### 书面练习
能否接着往下写下面那篇讲用R读取含多个sheet的xlsx文件的文章，从它的最后一行之后开始？

### 所示文本
前言
有时候数据格式是xlsx的,内部含有多个sheet表格,如果直接转换成csv的话非常费时。如果想批量处理文件(或者装个逼),这样就需要用到R了。
多种方案
使用rio包一次性读取到data list中
> library(rio)
> BPD_Data_List <-
+ import_list("Phytoplankton_BPNS1968-2010_abiotics_biovolumes.xlsx")
New names:
* `` -> ...3
There were 50 or more warnings (use warnings() to see the first 50)
> summary(BPD_Data_List)
Length Class Mode
values_phyto 13 data.frame list
phyto_meta 3 data.frame list
biovolumes 4 data.frame list
values_abiotic 10 data.frame list
abiotic_meta 2 data.frame list
samples 8 data.frame list
samples_meta 2 data.frame list
methods 14 data.frame list
methods_meta 2 data.frame list
sources 10 data.frame list
sources_meta 2 data.frame list
使用tidyverse包一次性读取到data list中
> library(tidyverse)
> BPD_Data_List <-
+ import_list("Phytoplankton_BPNS1968-2010_abiotics_biovolumes.xlsx", setclass = "tbl")
New names:
* `` -> ...3
There were 50 or more warnings (use warnings() to see the first 50)
> summary(BPD_Data_List)

### 已知信息

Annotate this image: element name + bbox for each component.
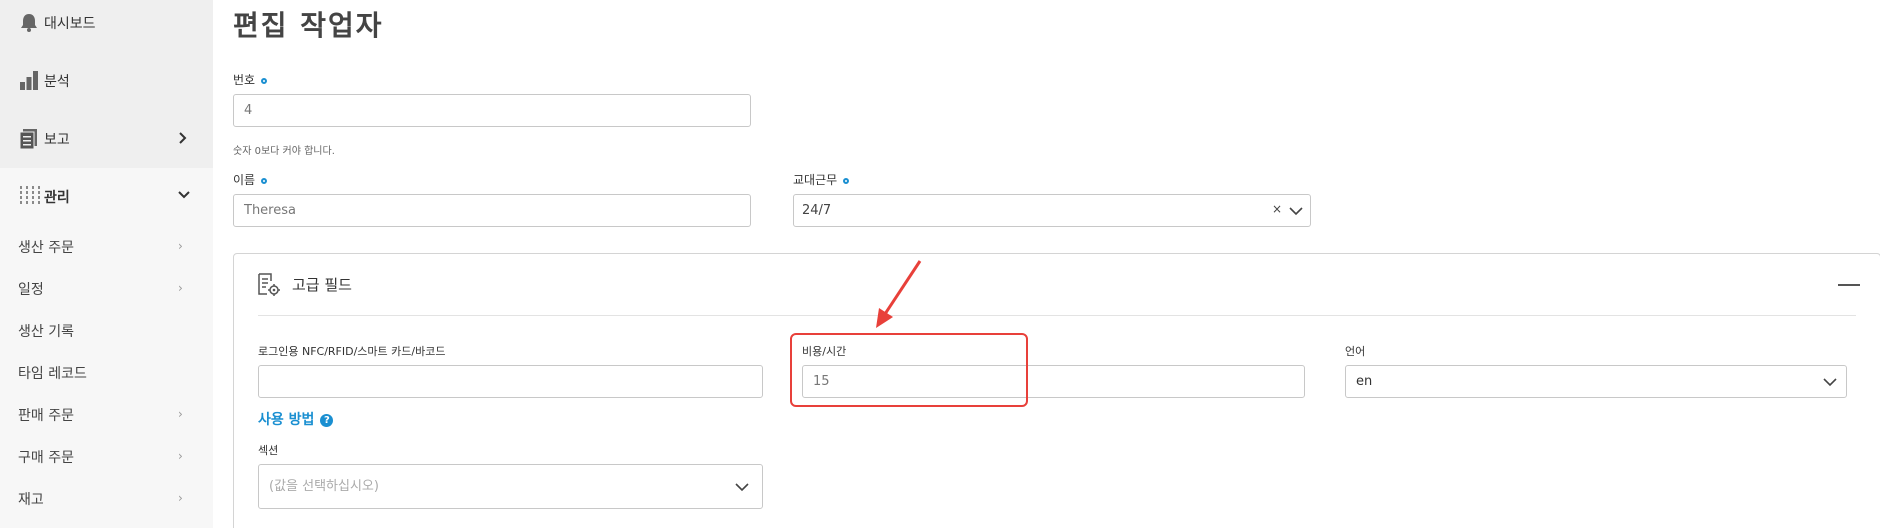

### 正确答案
Length Class Mode
values_phyto 13 tbl_df list
phyto_meta 3 tbl_df list
biovolumes 4 tbl_df list
values_abiotic 10 tbl_df list
abiotic_meta 2 tbl_df list
samples 8 tbl_df list
samples_meta 2 tbl_df list
methods 14 tbl_df list
methods_meta 2 tbl_df list
sources 10 tbl_df list
sources_meta 2 tbl_df list
如果每个表格都是统一格式的话,可以直接rbind
data_list <- import_list("Phytoplankton_BPNS1968-2010_abiotics_biovolumes.xlsx", setclass = "tbl", rbind = TRUE)
使用readxl
library(readxl)
#定义函数 read_excel_allsheets()
read_excel_allsheets <- function(filename, tibble = FALSE) {
sheets <- readxl::excel_sheets(filename)
x <- lapply(sheets, function(X) readxl::read_excel(filename, sheet = X))
if(!tibble) x <- lapply(x, as.data.frame)
names(x) <- sheets
x
}
#函数使用方法:
mysheets <- read_excel_allsheets("foo.xls")